Source material
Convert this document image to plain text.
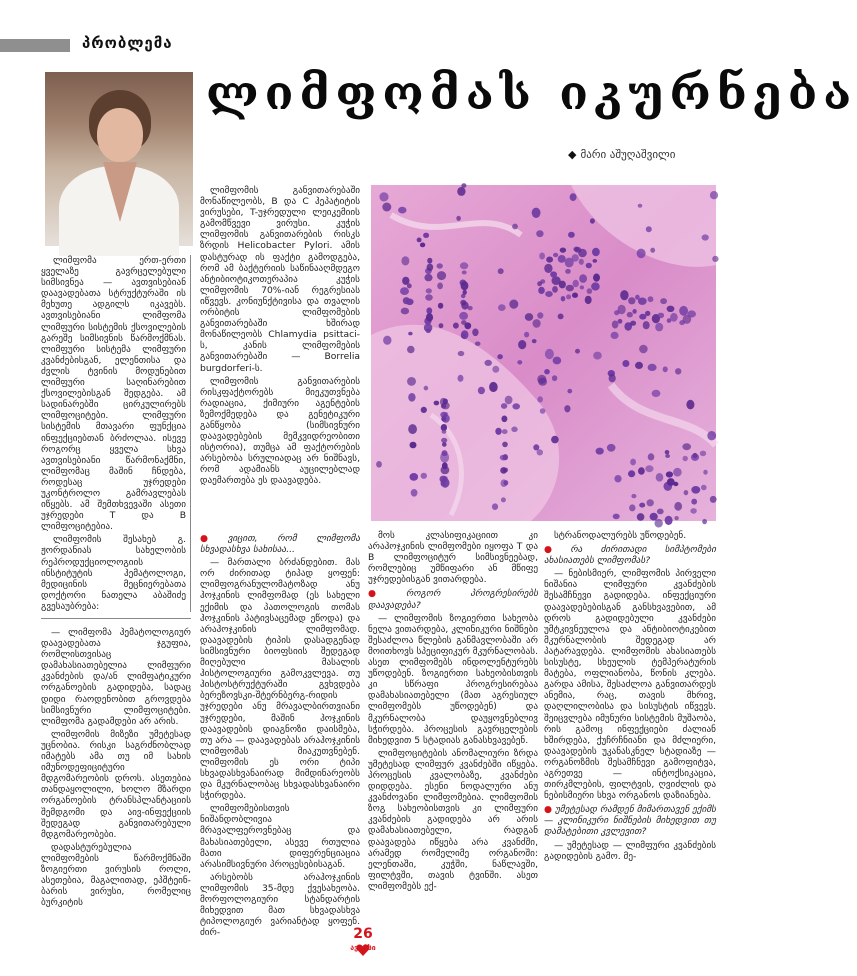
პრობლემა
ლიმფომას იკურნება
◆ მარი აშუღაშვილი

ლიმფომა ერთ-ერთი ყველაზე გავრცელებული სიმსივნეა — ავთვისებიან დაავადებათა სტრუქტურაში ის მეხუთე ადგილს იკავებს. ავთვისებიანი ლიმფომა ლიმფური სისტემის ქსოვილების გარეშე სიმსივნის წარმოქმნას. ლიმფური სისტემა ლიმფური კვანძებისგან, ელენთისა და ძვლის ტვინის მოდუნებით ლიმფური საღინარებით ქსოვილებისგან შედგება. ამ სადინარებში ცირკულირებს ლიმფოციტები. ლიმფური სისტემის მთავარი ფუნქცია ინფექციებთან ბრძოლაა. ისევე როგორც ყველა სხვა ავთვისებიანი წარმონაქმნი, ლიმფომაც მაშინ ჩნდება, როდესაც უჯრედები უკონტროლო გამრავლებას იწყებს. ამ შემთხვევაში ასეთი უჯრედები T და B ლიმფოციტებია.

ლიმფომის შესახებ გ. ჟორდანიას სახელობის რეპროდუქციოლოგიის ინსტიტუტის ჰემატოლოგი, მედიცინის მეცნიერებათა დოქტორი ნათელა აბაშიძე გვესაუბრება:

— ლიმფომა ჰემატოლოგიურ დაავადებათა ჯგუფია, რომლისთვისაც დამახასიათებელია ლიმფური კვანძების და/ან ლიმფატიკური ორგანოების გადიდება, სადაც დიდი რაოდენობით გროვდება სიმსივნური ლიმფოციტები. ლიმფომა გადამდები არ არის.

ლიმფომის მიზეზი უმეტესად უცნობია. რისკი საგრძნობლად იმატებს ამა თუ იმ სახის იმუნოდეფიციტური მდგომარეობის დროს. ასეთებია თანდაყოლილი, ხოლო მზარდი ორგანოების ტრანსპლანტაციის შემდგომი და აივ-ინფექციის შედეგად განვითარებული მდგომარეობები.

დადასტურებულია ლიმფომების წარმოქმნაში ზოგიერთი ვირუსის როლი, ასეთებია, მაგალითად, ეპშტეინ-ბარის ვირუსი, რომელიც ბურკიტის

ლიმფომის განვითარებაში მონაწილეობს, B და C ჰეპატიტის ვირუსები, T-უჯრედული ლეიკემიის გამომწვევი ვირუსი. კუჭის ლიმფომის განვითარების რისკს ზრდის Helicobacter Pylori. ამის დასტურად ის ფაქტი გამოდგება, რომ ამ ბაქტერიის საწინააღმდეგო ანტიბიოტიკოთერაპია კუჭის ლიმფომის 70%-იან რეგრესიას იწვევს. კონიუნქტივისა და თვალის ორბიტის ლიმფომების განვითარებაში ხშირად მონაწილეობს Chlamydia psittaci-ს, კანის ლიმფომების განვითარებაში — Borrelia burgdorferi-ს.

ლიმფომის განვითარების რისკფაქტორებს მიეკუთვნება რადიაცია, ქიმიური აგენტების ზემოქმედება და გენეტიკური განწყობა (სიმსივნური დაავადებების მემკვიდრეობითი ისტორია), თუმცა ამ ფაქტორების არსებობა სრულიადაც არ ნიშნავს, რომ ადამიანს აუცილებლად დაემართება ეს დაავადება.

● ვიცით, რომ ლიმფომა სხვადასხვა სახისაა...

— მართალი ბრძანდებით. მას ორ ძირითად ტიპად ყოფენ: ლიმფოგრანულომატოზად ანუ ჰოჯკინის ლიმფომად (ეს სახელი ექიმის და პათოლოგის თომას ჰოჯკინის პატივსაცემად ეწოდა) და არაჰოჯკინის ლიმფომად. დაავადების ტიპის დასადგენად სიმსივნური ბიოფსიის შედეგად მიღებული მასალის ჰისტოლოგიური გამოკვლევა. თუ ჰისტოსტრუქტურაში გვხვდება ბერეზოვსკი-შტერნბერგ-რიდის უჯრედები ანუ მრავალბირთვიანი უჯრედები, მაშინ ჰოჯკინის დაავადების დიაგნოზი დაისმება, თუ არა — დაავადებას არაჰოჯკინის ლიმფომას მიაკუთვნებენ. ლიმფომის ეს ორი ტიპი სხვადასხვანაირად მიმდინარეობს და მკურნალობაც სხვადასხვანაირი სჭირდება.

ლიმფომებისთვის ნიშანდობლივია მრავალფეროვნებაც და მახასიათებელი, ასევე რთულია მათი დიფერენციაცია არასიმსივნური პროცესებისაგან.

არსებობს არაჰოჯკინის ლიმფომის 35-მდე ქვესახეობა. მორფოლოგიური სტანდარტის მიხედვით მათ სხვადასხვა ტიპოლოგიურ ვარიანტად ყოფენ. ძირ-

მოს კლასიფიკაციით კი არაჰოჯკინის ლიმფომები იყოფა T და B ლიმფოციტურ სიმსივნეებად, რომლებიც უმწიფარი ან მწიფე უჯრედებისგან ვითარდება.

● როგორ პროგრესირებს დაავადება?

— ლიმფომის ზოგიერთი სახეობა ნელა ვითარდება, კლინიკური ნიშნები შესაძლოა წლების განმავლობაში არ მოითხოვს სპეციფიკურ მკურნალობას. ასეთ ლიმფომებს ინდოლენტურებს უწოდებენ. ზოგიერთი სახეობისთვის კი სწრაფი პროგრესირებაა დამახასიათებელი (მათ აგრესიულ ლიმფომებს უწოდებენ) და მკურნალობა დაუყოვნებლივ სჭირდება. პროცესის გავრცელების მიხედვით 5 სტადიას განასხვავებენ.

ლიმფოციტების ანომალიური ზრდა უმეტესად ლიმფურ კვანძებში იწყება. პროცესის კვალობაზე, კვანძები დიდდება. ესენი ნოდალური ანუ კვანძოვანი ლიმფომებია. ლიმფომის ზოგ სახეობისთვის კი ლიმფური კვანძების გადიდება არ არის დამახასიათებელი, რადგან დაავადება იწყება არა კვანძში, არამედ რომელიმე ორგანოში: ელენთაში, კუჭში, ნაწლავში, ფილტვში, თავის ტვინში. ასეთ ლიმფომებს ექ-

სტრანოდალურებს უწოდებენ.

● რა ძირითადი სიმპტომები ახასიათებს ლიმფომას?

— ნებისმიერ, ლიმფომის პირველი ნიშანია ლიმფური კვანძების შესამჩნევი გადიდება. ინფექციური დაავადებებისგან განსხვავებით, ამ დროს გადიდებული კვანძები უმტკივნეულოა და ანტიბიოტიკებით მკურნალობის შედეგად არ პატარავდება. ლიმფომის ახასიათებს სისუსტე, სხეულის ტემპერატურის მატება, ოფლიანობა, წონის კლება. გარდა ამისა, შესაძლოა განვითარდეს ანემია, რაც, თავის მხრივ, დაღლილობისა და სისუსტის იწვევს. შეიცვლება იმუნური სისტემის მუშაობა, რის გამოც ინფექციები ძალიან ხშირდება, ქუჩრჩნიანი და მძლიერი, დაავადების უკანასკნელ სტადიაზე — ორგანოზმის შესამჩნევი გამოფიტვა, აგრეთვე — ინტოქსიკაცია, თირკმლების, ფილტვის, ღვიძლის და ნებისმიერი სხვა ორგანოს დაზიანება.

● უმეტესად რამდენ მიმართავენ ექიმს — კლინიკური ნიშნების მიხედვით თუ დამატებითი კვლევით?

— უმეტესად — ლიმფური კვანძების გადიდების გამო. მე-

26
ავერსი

Exercise directions
Reproduce all of the data exactly, omitting each picture it holds.

Solution
Convert this document image to plain text.
პრობლემა
ლიმფომას იკურნება
◆ მარი აშუღაშვილი

ლიმფომა ერთ-ერთი ყველაზე გავრცელებული სიმსივნეა — ავთვისებიან დაავადებათა სტრუქტურაში ის მეხუთე ადგილს იკავებს. ავთვისებიანი ლიმფომა ლიმფური სისტემის ქსოვილების გარეშე სიმსივნის წარმოქმნას. ლიმფური სისტემა ლიმფური კვანძებისგან, ელენთისა და ძვლის ტვინის მოდუნებით ლიმფური საღინარებით ქსოვილებისგან შედგება. ამ სადინარებში ცირკულირებს ლიმფოციტები. ლიმფური სისტემის მთავარი ფუნქცია ინფექციებთან ბრძოლაა. ისევე როგორც ყველა სხვა ავთვისებიანი წარმონაქმნი, ლიმფომაც მაშინ ჩნდება, როდესაც უჯრედები უკონტროლო გამრავლებას იწყებს. ამ შემთხვევაში ასეთი უჯრედები T და B ლიმფოციტებია.

ლიმფომის შესახებ გ. ჟორდანიას სახელობის რეპროდუქციოლოგიის ინსტიტუტის ჰემატოლოგი, მედიცინის მეცნიერებათა დოქტორი ნათელა აბაშიძე გვესაუბრება:

— ლიმფომა ჰემატოლოგიურ დაავადებათა ჯგუფია, რომლისთვისაც დამახასიათებელია ლიმფური კვანძების და/ან ლიმფატიკური ორგანოების გადიდება, სადაც დიდი რაოდენობით გროვდება სიმსივნური ლიმფოციტები. ლიმფომა გადამდები არ არის.

ლიმფომის მიზეზი უმეტესად უცნობია. რისკი საგრძნობლად იმატებს ამა თუ იმ სახის იმუნოდეფიციტური მდგომარეობის დროს. ასეთებია თანდაყოლილი, ხოლო მზარდი ორგანოების ტრანსპლანტაციის შემდგომი და აივ-ინფექციის შედეგად განვითარებული მდგომარეობები.

დადასტურებულია ლიმფომების წარმოქმნაში ზოგიერთი ვირუსის როლი, ასეთებია, მაგალითად, ეპშტეინ-ბარის ვირუსი, რომელიც ბურკიტის

ლიმფომის განვითარებაში მონაწილეობს, B და C ჰეპატიტის ვირუსები, T-უჯრედული ლეიკემიის გამომწვევი ვირუსი. კუჭის ლიმფომის განვითარების რისკს ზრდის Helicobacter Pylori. ამის დასტურად ის ფაქტი გამოდგება, რომ ამ ბაქტერიის საწინააღმდეგო ანტიბიოტიკოთერაპია კუჭის ლიმფომის 70%-იან რეგრესიას იწვევს. კონიუნქტივისა და თვალის ორბიტის ლიმფომების განვითარებაში ხშირად მონაწილეობს Chlamydia psittaci-ს, კანის ლიმფომების განვითარებაში — Borrelia burgdorferi-ს.

ლიმფომის განვითარების რისკფაქტორებს მიეკუთვნება რადიაცია, ქიმიური აგენტების ზემოქმედება და გენეტიკური განწყობა (სიმსივნური დაავადებების მემკვიდრეობითი ისტორია), თუმცა ამ ფაქტორების არსებობა სრულიადაც არ ნიშნავს, რომ ადამიანს აუცილებლად დაემართება ეს დაავადება.

● ვიცით, რომ ლიმფომა სხვადასხვა სახისაა...

— მართალი ბრძანდებით. მას ორ ძირითად ტიპად ყოფენ: ლიმფოგრანულომატოზად ანუ ჰოჯკინის ლიმფომად (ეს სახელი ექიმის და პათოლოგის თომას ჰოჯკინის პატივსაცემად ეწოდა) და არაჰოჯკინის ლიმფომად. დაავადების ტიპის დასადგენად სიმსივნური ბიოფსიის შედეგად მიღებული მასალის ჰისტოლოგიური გამოკვლევა. თუ ჰისტოსტრუქტურაში გვხვდება ბერეზოვსკი-შტერნბერგ-რიდის უჯრედები ანუ მრავალბირთვიანი უჯრედები, მაშინ ჰოჯკინის დაავადების დიაგნოზი დაისმება, თუ არა — დაავადებას არაჰოჯკინის ლიმფომას მიაკუთვნებენ. ლიმფომის ეს ორი ტიპი სხვადასხვანაირად მიმდინარეობს და მკურნალობაც სხვადასხვანაირი სჭირდება.

ლიმფომებისთვის ნიშანდობლივია მრავალფეროვნებაც და მახასიათებელი, ასევე რთულია მათი დიფერენციაცია არასიმსივნური პროცესებისაგან.

არსებობს არაჰოჯკინის ლიმფომის 35-მდე ქვესახეობა. მორფოლოგიური სტანდარტის მიხედვით მათ სხვადასხვა ტიპოლოგიურ ვარიანტად ყოფენ. ძირ-

მოს კლასიფიკაციით კი არაჰოჯკინის ლიმფომები იყოფა T და B ლიმფოციტურ სიმსივნეებად, რომლებიც უმწიფარი ან მწიფე უჯრედებისგან ვითარდება.

● როგორ პროგრესირებს დაავადება?

— ლიმფომის ზოგიერთი სახეობა ნელა ვითარდება, კლინიკური ნიშნები შესაძლოა წლების განმავლობაში არ მოითხოვს სპეციფიკურ მკურნალობას. ასეთ ლიმფომებს ინდოლენტურებს უწოდებენ. ზოგიერთი სახეობისთვის კი სწრაფი პროგრესირებაა დამახასიათებელი (მათ აგრესიულ ლიმფომებს უწოდებენ) და მკურნალობა დაუყოვნებლივ სჭირდება. პროცესის გავრცელების მიხედვით 5 სტადიას განასხვავებენ.

ლიმფოციტების ანომალიური ზრდა უმეტესად ლიმფურ კვანძებში იწყება. პროცესის კვალობაზე, კვანძები დიდდება. ესენი ნოდალური ანუ კვანძოვანი ლიმფომებია. ლიმფომის ზოგ სახეობისთვის კი ლიმფური კვანძების გადიდება არ არის დამახასიათებელი, რადგან დაავადება იწყება არა კვანძში, არამედ რომელიმე ორგანოში: ელენთაში, კუჭში, ნაწლავში, ფილტვში, თავის ტვინში. ასეთ ლიმფომებს ექ-

სტრანოდალურებს უწოდებენ.

● რა ძირითადი სიმპტომები ახასიათებს ლიმფომას?

— ნებისმიერ, ლიმფომის პირველი ნიშანია ლიმფური კვანძების შესამჩნევი გადიდება. ინფექციური დაავადებებისგან განსხვავებით, ამ დროს გადიდებული კვანძები უმტკივნეულოა და ანტიბიოტიკებით მკურნალობის შედეგად არ პატარავდება. ლიმფომის ახასიათებს სისუსტე, სხეულის ტემპერატურის მატება, ოფლიანობა, წონის კლება. გარდა ამისა, შესაძლოა განვითარდეს ანემია, რაც, თავის მხრივ, დაღლილობისა და სისუსტის იწვევს. შეიცვლება იმუნური სისტემის მუშაობა, რის გამოც ინფექციები ძალიან ხშირდება, ქუჩრჩნიანი და მძლიერი, დაავადების უკანასკნელ სტადიაზე — ორგანოზმის შესამჩნევი გამოფიტვა, აგრეთვე — ინტოქსიკაცია, თირკმლების, ფილტვის, ღვიძლის და ნებისმიერი სხვა ორგანოს დაზიანება.

● უმეტესად რამდენ მიმართავენ ექიმს — კლინიკური ნიშნების მიხედვით თუ დამატებითი კვლევით?

— უმეტესად — ლიმფური კვანძების გადიდების გამო. მე-

26
ავერსი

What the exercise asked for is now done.